*LISTED ENTRIES*:
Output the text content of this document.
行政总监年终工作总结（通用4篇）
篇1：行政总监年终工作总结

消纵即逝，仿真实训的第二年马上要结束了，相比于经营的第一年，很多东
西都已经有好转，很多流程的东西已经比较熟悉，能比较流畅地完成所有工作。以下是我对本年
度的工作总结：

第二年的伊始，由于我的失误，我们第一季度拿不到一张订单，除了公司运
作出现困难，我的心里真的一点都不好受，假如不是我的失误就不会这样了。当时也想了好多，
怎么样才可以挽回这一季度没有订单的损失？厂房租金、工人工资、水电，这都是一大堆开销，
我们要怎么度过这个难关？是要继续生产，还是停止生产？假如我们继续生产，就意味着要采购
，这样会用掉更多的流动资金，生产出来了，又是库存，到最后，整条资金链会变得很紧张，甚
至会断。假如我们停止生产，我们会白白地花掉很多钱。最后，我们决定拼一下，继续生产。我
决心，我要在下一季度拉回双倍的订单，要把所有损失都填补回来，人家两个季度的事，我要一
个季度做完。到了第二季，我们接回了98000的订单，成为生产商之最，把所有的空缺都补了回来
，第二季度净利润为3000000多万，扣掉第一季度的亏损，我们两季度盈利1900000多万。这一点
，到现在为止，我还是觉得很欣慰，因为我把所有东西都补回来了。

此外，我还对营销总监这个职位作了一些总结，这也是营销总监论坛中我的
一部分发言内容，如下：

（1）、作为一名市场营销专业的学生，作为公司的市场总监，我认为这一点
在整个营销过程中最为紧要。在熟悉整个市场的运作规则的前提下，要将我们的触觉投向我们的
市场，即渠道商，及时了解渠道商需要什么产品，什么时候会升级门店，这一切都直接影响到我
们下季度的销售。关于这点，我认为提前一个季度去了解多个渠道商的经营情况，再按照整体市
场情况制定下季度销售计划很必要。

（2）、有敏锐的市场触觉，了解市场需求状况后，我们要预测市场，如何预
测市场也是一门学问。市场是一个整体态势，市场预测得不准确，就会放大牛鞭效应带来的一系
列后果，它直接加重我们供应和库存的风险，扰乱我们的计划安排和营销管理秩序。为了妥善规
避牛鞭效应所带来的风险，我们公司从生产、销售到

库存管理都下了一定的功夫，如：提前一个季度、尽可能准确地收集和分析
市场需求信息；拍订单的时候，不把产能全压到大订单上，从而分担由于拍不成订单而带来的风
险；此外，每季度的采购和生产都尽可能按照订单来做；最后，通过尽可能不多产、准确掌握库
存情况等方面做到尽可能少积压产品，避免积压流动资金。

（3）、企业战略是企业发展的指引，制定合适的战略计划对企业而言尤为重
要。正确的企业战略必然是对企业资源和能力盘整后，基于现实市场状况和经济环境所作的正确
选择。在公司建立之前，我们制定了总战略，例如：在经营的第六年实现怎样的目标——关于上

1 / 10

*DESCRIPTION OF THE TASK*: Restate the data above exactly, keeping each word as it stands.

*OUTPUT BELOW*:
Output the text content of this document.
行政总监年终工作总结（通用4篇）
篇1：行政总监年终工作总结

消纵即逝，仿真实训的第二年马上要结束了，相比于经营的第一年，很多东
西都已经有好转，很多流程的东西已经比较熟悉，能比较流畅地完成所有工作。以下是我对本年
度的工作总结：

第二年的伊始，由于我的失误，我们第一季度拿不到一张订单，除了公司运
作出现困难，我的心里真的一点都不好受，假如不是我的失误就不会这样了。当时也想了好多，
怎么样才可以挽回这一季度没有订单的损失？厂房租金、工人工资、水电，这都是一大堆开销，
我们要怎么度过这个难关？是要继续生产，还是停止生产？假如我们继续生产，就意味着要采购
，这样会用掉更多的流动资金，生产出来了，又是库存，到最后，整条资金链会变得很紧张，甚
至会断。假如我们停止生产，我们会白白地花掉很多钱。最后，我们决定拼一下，继续生产。我
决心，我要在下一季度拉回双倍的订单，要把所有损失都填补回来，人家两个季度的事，我要一
个季度做完。到了第二季，我们接回了98000的订单，成为生产商之最，把所有的空缺都补了回来
，第二季度净利润为3000000多万，扣掉第一季度的亏损，我们两季度盈利1900000多万。这一点
，到现在为止，我还是觉得很欣慰，因为我把所有东西都补回来了。

此外，我还对营销总监这个职位作了一些总结，这也是营销总监论坛中我的
一部分发言内容，如下：

（1）、作为一名市场营销专业的学生，作为公司的市场总监，我认为这一点
在整个营销过程中最为紧要。在熟悉整个市场的运作规则的前提下，要将我们的触觉投向我们的
市场，即渠道商，及时了解渠道商需要什么产品，什么时候会升级门店，这一切都直接影响到我
们下季度的销售。关于这点，我认为提前一个季度去了解多个渠道商的经营情况，再按照整体市
场情况制定下季度销售计划很必要。

（2）、有敏锐的市场触觉，了解市场需求状况后，我们要预测市场，如何预
测市场也是一门学问。市场是一个整体态势，市场预测得不准确，就会放大牛鞭效应带来的一系
列后果，它直接加重我们供应和库存的风险，扰乱我们的计划安排和营销管理秩序。为了妥善规
避牛鞭效应所带来的风险，我们公司从生产、销售到

库存管理都下了一定的功夫，如：提前一个季度、尽可能准确地收集和分析
市场需求信息；拍订单的时候，不把产能全压到大订单上，从而分担由于拍不成订单而带来的风
险；此外，每季度的采购和生产都尽可能按照订单来做；最后，通过尽可能不多产、准确掌握库
存情况等方面做到尽可能少积压产品，避免积压流动资金。

（3）、企业战略是企业发展的指引，制定合适的战略计划对企业而言尤为重
要。正确的企业战略必然是对企业资源和能力盘整后，基于现实市场状况和经济环境所作的正确
选择。在公司建立之前，我们制定了总战略，例如：在经营的第六年实现怎样的目标——关于上

1 / 10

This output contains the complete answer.